> **Goal of the exercise**: Pick out every line holding the string "pJNK" and copy it.

※ ※ ※

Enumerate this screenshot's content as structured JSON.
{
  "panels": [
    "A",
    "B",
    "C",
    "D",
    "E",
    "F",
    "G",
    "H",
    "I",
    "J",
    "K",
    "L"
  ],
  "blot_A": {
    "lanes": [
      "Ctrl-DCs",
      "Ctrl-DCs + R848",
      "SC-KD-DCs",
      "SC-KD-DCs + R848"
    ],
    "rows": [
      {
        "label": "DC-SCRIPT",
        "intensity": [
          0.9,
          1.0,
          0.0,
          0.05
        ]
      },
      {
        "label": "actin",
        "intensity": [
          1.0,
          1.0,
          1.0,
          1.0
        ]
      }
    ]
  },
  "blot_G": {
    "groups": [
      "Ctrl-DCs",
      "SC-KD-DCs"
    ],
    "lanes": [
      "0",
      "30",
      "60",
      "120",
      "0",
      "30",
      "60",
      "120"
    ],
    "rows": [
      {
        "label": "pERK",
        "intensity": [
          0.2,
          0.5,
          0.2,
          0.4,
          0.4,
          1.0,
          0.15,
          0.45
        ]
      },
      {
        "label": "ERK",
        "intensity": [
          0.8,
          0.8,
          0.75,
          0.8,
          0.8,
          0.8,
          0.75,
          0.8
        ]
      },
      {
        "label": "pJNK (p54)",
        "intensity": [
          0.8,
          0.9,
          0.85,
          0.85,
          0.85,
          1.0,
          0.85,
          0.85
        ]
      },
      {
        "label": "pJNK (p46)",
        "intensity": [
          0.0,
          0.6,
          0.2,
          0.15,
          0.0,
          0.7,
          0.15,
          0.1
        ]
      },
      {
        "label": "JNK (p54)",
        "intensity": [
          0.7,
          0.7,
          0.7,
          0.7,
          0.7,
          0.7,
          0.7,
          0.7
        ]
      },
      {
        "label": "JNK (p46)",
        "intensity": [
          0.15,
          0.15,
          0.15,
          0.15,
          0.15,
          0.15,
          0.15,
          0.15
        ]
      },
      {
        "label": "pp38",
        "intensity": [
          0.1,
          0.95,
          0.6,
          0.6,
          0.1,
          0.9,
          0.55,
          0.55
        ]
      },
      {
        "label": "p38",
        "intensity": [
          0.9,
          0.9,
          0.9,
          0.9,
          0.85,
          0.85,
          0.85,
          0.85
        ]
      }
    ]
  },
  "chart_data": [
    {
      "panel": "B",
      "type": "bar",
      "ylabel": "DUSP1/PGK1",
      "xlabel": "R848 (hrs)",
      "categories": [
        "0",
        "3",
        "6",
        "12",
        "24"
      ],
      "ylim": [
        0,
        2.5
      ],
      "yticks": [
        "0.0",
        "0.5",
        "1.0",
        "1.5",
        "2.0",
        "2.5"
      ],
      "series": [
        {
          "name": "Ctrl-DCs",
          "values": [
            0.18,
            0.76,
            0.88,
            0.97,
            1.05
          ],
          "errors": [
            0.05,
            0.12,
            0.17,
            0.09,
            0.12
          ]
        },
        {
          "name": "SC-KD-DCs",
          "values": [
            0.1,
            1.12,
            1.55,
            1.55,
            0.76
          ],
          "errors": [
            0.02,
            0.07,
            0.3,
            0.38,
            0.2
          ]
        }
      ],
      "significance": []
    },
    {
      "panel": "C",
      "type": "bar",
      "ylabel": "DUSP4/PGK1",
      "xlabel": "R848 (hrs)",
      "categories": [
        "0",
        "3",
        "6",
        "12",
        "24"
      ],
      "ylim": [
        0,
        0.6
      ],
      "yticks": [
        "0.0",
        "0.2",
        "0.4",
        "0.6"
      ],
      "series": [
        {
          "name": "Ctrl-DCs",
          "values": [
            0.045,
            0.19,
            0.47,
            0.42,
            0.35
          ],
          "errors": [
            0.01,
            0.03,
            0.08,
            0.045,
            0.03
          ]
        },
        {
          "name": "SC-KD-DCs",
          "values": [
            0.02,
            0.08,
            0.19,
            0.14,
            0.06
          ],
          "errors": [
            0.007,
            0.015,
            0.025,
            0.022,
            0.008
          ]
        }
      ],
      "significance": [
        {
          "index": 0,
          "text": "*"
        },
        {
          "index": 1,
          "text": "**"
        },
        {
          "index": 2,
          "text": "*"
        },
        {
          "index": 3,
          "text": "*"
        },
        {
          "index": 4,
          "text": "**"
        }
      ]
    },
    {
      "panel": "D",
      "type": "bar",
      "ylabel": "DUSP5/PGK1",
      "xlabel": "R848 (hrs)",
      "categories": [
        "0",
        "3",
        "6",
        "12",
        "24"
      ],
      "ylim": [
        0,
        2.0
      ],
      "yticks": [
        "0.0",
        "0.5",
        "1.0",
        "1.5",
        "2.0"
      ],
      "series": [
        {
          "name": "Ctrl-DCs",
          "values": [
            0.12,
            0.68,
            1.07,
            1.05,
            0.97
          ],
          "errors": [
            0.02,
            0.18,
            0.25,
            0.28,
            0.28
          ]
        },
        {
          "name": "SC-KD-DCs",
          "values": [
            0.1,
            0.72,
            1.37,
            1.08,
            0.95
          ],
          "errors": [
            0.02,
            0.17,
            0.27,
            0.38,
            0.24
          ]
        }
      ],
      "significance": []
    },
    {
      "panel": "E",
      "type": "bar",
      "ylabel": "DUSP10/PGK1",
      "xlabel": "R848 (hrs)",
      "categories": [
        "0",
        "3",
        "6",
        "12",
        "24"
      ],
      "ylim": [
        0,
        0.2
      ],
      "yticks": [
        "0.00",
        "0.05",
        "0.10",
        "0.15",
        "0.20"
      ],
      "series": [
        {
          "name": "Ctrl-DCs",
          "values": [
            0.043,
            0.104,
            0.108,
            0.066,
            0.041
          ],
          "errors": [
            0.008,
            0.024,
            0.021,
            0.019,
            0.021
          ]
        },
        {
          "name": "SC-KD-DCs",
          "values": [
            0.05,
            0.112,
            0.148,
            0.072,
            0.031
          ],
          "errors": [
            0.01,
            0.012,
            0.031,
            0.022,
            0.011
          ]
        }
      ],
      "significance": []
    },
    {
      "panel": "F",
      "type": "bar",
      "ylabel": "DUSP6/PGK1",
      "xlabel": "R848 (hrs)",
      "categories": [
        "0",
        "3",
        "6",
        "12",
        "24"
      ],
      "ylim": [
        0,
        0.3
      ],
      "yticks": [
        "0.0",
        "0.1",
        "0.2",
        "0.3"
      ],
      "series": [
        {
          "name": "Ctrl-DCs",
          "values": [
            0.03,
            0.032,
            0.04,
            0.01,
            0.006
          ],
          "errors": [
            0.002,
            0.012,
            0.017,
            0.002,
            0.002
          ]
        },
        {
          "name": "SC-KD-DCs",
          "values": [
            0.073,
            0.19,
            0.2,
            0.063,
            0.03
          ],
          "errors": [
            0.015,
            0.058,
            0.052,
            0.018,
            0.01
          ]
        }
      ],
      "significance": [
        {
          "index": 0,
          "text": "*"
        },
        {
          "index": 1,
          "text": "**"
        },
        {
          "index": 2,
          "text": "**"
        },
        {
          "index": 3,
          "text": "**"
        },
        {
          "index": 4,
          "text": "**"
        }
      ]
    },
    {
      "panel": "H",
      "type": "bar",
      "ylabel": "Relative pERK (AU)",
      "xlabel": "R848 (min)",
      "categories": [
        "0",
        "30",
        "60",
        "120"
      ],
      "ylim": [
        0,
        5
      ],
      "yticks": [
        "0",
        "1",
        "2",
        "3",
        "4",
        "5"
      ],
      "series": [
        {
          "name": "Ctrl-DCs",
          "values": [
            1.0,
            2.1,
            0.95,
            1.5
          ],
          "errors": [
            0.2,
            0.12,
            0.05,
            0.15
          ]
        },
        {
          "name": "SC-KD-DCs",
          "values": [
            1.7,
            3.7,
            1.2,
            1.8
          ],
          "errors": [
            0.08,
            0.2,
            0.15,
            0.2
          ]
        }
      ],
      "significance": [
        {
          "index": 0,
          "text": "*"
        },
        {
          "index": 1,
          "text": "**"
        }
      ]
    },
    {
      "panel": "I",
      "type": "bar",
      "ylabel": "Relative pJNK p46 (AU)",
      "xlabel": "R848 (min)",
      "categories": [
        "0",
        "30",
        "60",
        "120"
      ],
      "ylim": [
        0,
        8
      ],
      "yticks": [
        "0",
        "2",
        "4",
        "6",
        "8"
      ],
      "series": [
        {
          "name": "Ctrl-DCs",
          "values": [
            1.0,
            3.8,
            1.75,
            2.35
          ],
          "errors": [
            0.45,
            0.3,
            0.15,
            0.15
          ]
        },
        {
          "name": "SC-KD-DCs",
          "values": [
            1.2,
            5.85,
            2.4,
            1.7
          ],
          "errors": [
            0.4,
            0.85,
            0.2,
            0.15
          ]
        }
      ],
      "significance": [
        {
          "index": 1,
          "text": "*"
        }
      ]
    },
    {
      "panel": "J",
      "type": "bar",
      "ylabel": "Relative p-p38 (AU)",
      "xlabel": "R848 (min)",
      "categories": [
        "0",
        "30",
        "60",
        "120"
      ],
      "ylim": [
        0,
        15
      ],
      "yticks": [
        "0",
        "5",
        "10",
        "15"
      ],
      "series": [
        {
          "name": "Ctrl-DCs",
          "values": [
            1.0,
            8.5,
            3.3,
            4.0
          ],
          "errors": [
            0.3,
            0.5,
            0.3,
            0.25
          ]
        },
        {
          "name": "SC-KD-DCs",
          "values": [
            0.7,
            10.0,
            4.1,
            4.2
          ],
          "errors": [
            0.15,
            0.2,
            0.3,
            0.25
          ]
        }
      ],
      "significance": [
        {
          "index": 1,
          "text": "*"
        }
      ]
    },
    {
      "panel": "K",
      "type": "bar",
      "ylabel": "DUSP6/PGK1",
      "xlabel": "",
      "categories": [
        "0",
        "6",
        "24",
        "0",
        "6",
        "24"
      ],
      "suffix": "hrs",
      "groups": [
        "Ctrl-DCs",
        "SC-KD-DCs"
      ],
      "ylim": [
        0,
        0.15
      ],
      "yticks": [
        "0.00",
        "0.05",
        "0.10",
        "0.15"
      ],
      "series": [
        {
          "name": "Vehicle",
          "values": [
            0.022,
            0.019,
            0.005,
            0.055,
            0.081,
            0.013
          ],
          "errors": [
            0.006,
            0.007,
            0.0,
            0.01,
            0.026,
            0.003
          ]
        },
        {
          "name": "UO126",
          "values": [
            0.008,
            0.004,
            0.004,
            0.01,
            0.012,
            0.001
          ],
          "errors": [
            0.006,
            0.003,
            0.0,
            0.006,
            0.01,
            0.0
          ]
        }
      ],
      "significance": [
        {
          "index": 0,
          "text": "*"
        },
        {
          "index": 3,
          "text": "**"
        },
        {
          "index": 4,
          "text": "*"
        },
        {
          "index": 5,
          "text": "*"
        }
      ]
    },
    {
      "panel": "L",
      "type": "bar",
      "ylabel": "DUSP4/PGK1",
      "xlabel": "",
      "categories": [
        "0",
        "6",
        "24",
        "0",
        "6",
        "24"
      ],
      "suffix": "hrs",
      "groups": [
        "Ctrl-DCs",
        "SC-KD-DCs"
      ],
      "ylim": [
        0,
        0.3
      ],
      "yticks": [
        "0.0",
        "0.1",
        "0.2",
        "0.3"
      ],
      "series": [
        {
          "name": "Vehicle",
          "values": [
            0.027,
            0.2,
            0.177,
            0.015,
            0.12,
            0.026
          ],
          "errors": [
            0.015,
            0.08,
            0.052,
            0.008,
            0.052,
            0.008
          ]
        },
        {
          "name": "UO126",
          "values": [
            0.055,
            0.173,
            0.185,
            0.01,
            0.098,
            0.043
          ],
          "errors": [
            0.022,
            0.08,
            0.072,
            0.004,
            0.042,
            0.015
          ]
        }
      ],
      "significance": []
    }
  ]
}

※ ※ ※

> **Answer below**:
        "label": "pJNK (p54)",
        "label": "pJNK (p46)",
      "ylabel": "Relative pJNK p46 (AU)",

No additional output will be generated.